- Extracted information:
━━━━━━

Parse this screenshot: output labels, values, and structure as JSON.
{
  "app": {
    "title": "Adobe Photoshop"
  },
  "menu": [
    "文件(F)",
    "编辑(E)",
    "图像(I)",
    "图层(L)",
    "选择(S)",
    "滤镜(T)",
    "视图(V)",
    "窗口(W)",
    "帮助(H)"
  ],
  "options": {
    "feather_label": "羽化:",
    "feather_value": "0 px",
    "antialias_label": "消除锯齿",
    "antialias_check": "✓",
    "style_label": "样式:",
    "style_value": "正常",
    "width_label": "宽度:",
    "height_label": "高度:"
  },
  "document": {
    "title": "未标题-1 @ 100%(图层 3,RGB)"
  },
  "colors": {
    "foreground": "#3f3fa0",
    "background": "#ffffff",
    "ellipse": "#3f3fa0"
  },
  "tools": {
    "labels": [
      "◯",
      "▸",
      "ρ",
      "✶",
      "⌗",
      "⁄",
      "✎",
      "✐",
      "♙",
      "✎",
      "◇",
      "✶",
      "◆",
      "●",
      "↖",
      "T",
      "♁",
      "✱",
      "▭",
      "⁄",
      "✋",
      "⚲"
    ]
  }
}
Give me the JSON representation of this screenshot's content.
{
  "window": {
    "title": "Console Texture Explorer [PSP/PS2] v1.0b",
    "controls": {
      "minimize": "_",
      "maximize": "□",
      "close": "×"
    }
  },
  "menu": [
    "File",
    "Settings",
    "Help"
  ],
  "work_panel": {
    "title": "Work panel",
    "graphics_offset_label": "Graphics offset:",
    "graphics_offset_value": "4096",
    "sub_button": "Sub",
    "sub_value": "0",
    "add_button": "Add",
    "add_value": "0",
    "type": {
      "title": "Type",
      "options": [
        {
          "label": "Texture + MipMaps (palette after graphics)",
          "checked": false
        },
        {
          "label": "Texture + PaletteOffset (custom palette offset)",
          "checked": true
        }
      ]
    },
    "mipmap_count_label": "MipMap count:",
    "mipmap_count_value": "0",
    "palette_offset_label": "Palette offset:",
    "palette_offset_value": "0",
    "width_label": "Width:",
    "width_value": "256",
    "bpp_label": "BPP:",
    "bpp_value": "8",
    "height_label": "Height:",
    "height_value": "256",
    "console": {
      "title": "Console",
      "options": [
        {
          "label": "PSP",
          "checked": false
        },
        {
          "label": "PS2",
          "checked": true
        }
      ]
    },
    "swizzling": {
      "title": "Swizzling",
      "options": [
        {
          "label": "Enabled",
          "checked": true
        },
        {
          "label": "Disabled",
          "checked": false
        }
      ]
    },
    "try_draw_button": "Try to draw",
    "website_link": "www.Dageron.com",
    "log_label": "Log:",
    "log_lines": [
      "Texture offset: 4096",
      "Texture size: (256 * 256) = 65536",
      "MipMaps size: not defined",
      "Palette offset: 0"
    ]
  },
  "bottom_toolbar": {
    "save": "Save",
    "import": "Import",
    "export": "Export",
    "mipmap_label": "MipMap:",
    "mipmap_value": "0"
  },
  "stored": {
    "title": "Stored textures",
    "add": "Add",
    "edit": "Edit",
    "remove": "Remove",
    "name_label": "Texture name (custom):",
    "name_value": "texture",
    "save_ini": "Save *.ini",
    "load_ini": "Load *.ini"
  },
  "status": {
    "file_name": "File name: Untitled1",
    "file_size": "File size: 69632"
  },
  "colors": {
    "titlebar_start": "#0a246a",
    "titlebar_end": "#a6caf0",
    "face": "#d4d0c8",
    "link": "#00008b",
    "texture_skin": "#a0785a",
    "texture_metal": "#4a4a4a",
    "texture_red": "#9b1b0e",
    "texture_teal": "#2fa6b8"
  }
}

━━━━━━

- Given request: Each record above must be given again exactly.

- Result of this exercise:
Parse this screenshot: output labels, values, and structure as JSON.
{
  "app": {
    "title": "Adobe Photoshop"
  },
  "menu": [
    "文件(F)",
    "编辑(E)",
    "图像(I)",
    "图层(L)",
    "选择(S)",
    "滤镜(T)",
    "视图(V)",
    "窗口(W)",
    "帮助(H)"
  ],
  "options": {
    "feather_label": "羽化:",
    "feather_value": "0 px",
    "antialias_label": "消除锯齿",
    "antialias_check": "✓",
    "style_label": "样式:",
    "style_value": "正常",
    "width_label": "宽度:",
    "height_label": "高度:"
  },
  "document": {
    "title": "未标题-1 @ 100%(图层 3,RGB)"
  },
  "colors": {
    "foreground": "#3f3fa0",
    "background": "#ffffff",
    "ellipse": "#3f3fa0"
  },
  "tools": {
    "labels": [
      "◯",
      "▸",
      "ρ",
      "✶",
      "⌗",
      "⁄",
      "✎",
      "✐",
      "♙",
      "✎",
      "◇",
      "✶",
      "◆",
      "●",
      "↖",
      "T",
      "♁",
      "✱",
      "▭",
      "⁄",
      "✋",
      "⚲"
    ]
  }
}
Give me the JSON representation of this screenshot's content.
{
  "window": {
    "title": "Console Texture Explorer [PSP/PS2] v1.0b",
    "controls": {
      "minimize": "_",
      "maximize": "□",
      "close": "×"
    }
  },
  "menu": [
    "File",
    "Settings",
    "Help"
  ],
  "work_panel": {
    "title": "Work panel",
    "graphics_offset_label": "Graphics offset:",
    "graphics_offset_value": "4096",
    "sub_button": "Sub",
    "sub_value": "0",
    "add_button": "Add",
    "add_value": "0",
    "type": {
      "title": "Type",
      "options": [
        {
          "label": "Texture + MipMaps (palette after graphics)",
          "checked": false
        },
        {
          "label": "Texture + PaletteOffset (custom palette offset)",
          "checked": true
        }
      ]
    },
    "mipmap_count_label": "MipMap count:",
    "mipmap_count_value": "0",
    "palette_offset_label": "Palette offset:",
    "palette_offset_value": "0",
    "width_label": "Width:",
    "width_value": "256",
    "bpp_label": "BPP:",
    "bpp_value": "8",
    "height_label": "Height:",
    "height_value": "256",
    "console": {
      "title": "Console",
      "options": [
        {
          "label": "PSP",
          "checked": false
        },
        {
          "label": "PS2",
          "checked": true
        }
      ]
    },
    "swizzling": {
      "title": "Swizzling",
      "options": [
        {
          "label": "Enabled",
          "checked": true
        },
        {
          "label": "Disabled",
          "checked": false
        }
      ]
    },
    "try_draw_button": "Try to draw",
    "website_link": "www.Dageron.com",
    "log_label": "Log:",
    "log_lines": [
      "Texture offset: 4096",
      "Texture size: (256 * 256) = 65536",
      "MipMaps size: not defined",
      "Palette offset: 0"
    ]
  },
  "bottom_toolbar": {
    "save": "Save",
    "import": "Import",
    "export": "Export",
    "mipmap_label": "MipMap:",
    "mipmap_value": "0"
  },
  "stored": {
    "title": "Stored textures",
    "add": "Add",
    "edit": "Edit",
    "remove": "Remove",
    "name_label": "Texture name (custom):",
    "name_value": "texture",
    "save_ini": "Save *.ini",
    "load_ini": "Load *.ini"
  },
  "status": {
    "file_name": "File name: Untitled1",
    "file_size": "File size: 69632"
  },
  "colors": {
    "titlebar_start": "#0a246a",
    "titlebar_end": "#a6caf0",
    "face": "#d4d0c8",
    "link": "#00008b",
    "texture_skin": "#a0785a",
    "texture_metal": "#4a4a4a",
    "texture_red": "#9b1b0e",
    "texture_teal": "#2fa6b8"
  }
}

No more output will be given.